Lines of data:
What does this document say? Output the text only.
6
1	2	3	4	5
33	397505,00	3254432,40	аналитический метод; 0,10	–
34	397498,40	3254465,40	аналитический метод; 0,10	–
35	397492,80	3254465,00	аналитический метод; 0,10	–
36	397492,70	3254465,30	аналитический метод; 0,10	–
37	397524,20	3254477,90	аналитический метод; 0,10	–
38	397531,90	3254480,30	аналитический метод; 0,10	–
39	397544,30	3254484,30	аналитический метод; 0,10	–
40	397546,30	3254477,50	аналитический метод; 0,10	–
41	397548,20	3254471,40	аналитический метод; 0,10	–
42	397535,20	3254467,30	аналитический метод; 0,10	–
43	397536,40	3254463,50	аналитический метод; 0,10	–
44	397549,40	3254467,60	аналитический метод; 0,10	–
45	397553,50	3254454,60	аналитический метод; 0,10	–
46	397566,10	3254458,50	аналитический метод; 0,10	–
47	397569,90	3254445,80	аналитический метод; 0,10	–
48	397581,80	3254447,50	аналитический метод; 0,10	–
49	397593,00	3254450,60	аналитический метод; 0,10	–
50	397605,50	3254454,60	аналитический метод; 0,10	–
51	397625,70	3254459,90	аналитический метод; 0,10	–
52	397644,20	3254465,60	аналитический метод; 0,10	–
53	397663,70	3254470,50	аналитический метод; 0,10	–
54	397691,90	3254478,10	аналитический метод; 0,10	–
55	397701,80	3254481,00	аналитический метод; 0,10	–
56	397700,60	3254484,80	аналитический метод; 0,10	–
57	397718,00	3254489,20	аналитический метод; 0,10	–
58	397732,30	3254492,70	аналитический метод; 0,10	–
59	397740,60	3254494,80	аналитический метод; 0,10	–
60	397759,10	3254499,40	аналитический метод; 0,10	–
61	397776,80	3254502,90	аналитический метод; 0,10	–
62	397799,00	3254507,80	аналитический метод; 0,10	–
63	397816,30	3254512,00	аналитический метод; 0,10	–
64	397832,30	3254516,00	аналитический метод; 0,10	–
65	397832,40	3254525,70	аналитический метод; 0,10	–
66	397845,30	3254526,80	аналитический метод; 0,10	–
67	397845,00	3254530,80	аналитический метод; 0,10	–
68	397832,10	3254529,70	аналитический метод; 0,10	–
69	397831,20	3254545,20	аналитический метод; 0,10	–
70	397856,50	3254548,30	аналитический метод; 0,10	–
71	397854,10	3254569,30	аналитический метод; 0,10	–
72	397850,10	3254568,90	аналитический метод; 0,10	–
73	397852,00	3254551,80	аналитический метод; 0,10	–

WRITTEN EXERCISE
Retype the listing above in full, with no alterations.

FULL OUTPUT
What does this document say? Output the text only.
6
1	2	3	4	5
33	397505,00	3254432,40	аналитический метод; 0,10	–
34	397498,40	3254465,40	аналитический метод; 0,10	–
35	397492,80	3254465,00	аналитический метод; 0,10	–
36	397492,70	3254465,30	аналитический метод; 0,10	–
37	397524,20	3254477,90	аналитический метод; 0,10	–
38	397531,90	3254480,30	аналитический метод; 0,10	–
39	397544,30	3254484,30	аналитический метод; 0,10	–
40	397546,30	3254477,50	аналитический метод; 0,10	–
41	397548,20	3254471,40	аналитический метод; 0,10	–
42	397535,20	3254467,30	аналитический метод; 0,10	–
43	397536,40	3254463,50	аналитический метод; 0,10	–
44	397549,40	3254467,60	аналитический метод; 0,10	–
45	397553,50	3254454,60	аналитический метод; 0,10	–
46	397566,10	3254458,50	аналитический метод; 0,10	–
47	397569,90	3254445,80	аналитический метод; 0,10	–
48	397581,80	3254447,50	аналитический метод; 0,10	–
49	397593,00	3254450,60	аналитический метод; 0,10	–
50	397605,50	3254454,60	аналитический метод; 0,10	–
51	397625,70	3254459,90	аналитический метод; 0,10	–
52	397644,20	3254465,60	аналитический метод; 0,10	–
53	397663,70	3254470,50	аналитический метод; 0,10	–
54	397691,90	3254478,10	аналитический метод; 0,10	–
55	397701,80	3254481,00	аналитический метод; 0,10	–
56	397700,60	3254484,80	аналитический метод; 0,10	–
57	397718,00	3254489,20	аналитический метод; 0,10	–
58	397732,30	3254492,70	аналитический метод; 0,10	–
59	397740,60	3254494,80	аналитический метод; 0,10	–
60	397759,10	3254499,40	аналитический метод; 0,10	–
61	397776,80	3254502,90	аналитический метод; 0,10	–
62	397799,00	3254507,80	аналитический метод; 0,10	–
63	397816,30	3254512,00	аналитический метод; 0,10	–
64	397832,30	3254516,00	аналитический метод; 0,10	–
65	397832,40	3254525,70	аналитический метод; 0,10	–
66	397845,30	3254526,80	аналитический метод; 0,10	–
67	397845,00	3254530,80	аналитический метод; 0,10	–
68	397832,10	3254529,70	аналитический метод; 0,10	–
69	397831,20	3254545,20	аналитический метод; 0,10	–
70	397856,50	3254548,30	аналитический метод; 0,10	–
71	397854,10	3254569,30	аналитический метод; 0,10	–
72	397850,10	3254568,90	аналитический метод; 0,10	–
73	397852,00	3254551,80	аналитический метод; 0,10	–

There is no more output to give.